=== RECORDS FOR THIS TASK ===

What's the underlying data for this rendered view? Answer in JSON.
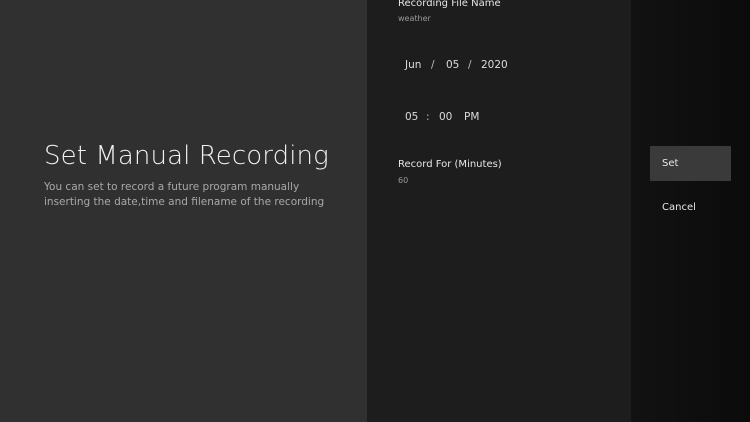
{
  "header": {
    "title": "Set Manual Recording",
    "description": "You can set to record a future program manually\ninserting the date,time and filename of the recording"
  },
  "fields": {
    "file_name": {
      "label": "Recording File Name",
      "value": "weather"
    },
    "date": {
      "month": "Jun",
      "day": "05",
      "year": "2020",
      "separator": "/"
    },
    "time": {
      "hour": "05",
      "minute": "00",
      "meridiem": "PM",
      "separator": ":"
    },
    "duration": {
      "label": "Record For (Minutes)",
      "value": "60"
    }
  },
  "actions": {
    "set_label": "Set",
    "cancel_label": "Cancel"
  },
  "colors": {
    "left_panel": "#303030",
    "middle_panel": "#1d1d1d",
    "right_panel": "#111111",
    "focus": "#3a3a3a"
  }
}
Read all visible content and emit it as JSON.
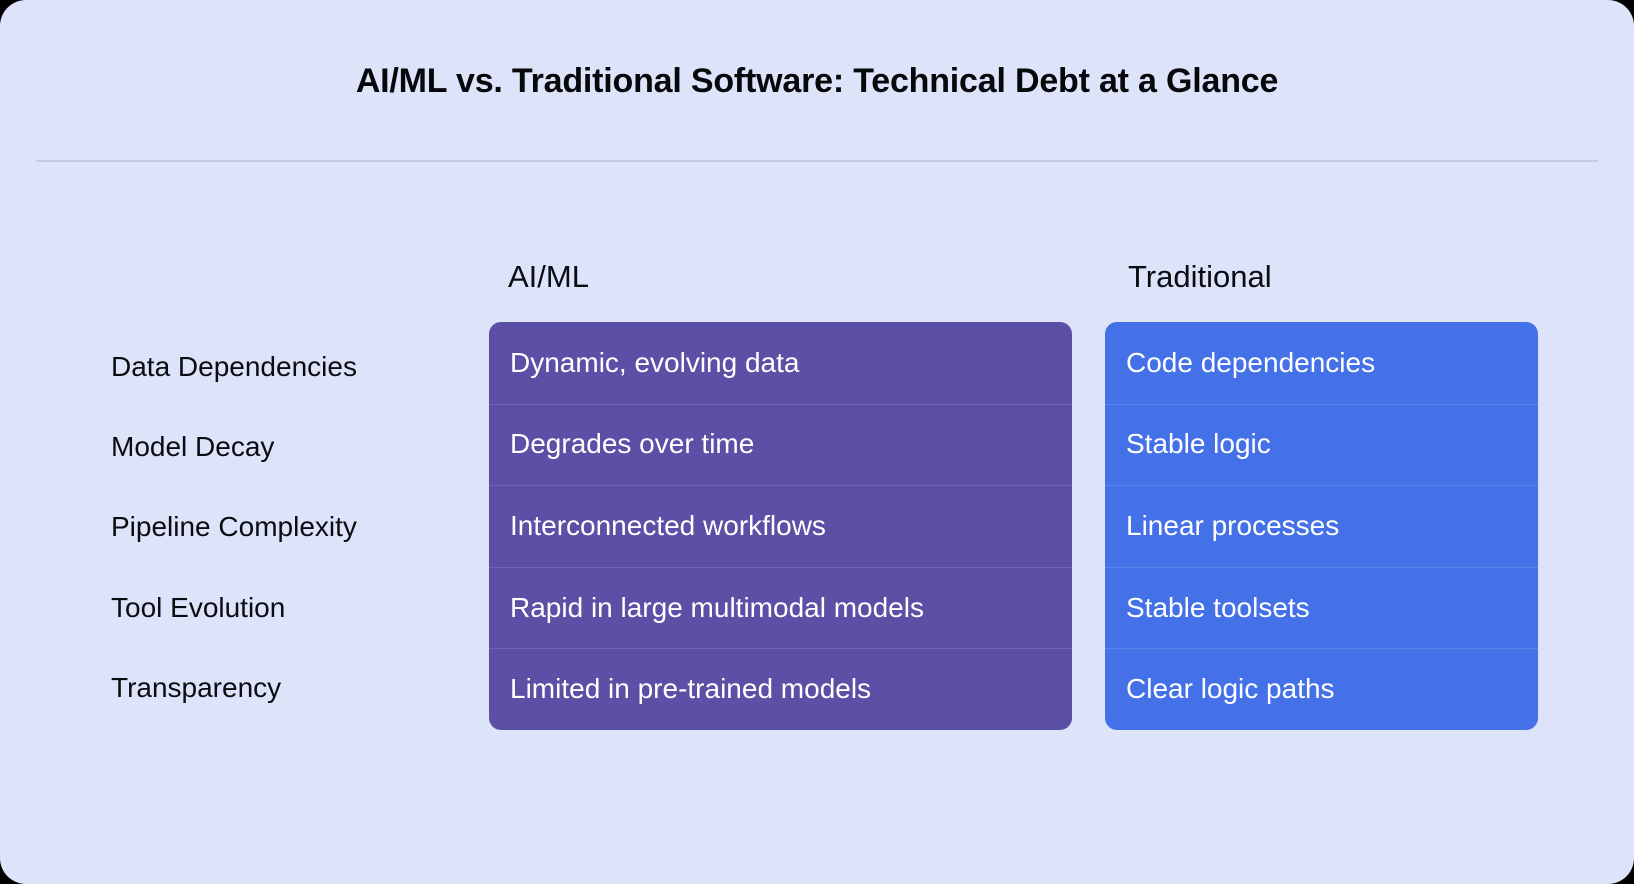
{
  "card": {
    "background_color": "#dde4f9",
    "corner_radius_px": 26
  },
  "header": {
    "title": "AI/ML vs. Traditional Software: Technical Debt at a Glance",
    "divider_color": "#c3cbdf"
  },
  "chart_data": {
    "type": "table",
    "title": "AI/ML vs. Traditional Software: Technical Debt at a Glance",
    "xlabel": "",
    "ylabel": "",
    "legend_position": "none",
    "grid": false,
    "columns": [
      {
        "label": "AI/ML",
        "color": "#5b4fa6"
      },
      {
        "label": "Traditional",
        "color": "#4470e8"
      }
    ],
    "categories": [
      "Data Dependencies",
      "Model Decay",
      "Pipeline Complexity",
      "Tool Evolution",
      "Transparency"
    ],
    "series": [
      {
        "name": "AI/ML",
        "color": "#5b4fa6",
        "values": [
          "Dynamic, evolving data",
          "Degrades over time",
          "Interconnected workflows",
          "Rapid in large multimodal models",
          "Limited in pre-trained models"
        ]
      },
      {
        "name": "Traditional",
        "color": "#4470e8",
        "values": [
          "Code dependencies",
          "Stable logic",
          "Linear processes",
          "Stable toolsets",
          "Clear logic paths"
        ]
      }
    ]
  }
}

===

Search the data for the string "Traditional". List each line that has it.

    "title": "AI/ML vs. Traditional Software: Technical Debt at a Glance",
    "title": "AI/ML vs. Traditional Software: Technical Debt at a Glance",
        "label": "Traditional",
        "name": "Traditional",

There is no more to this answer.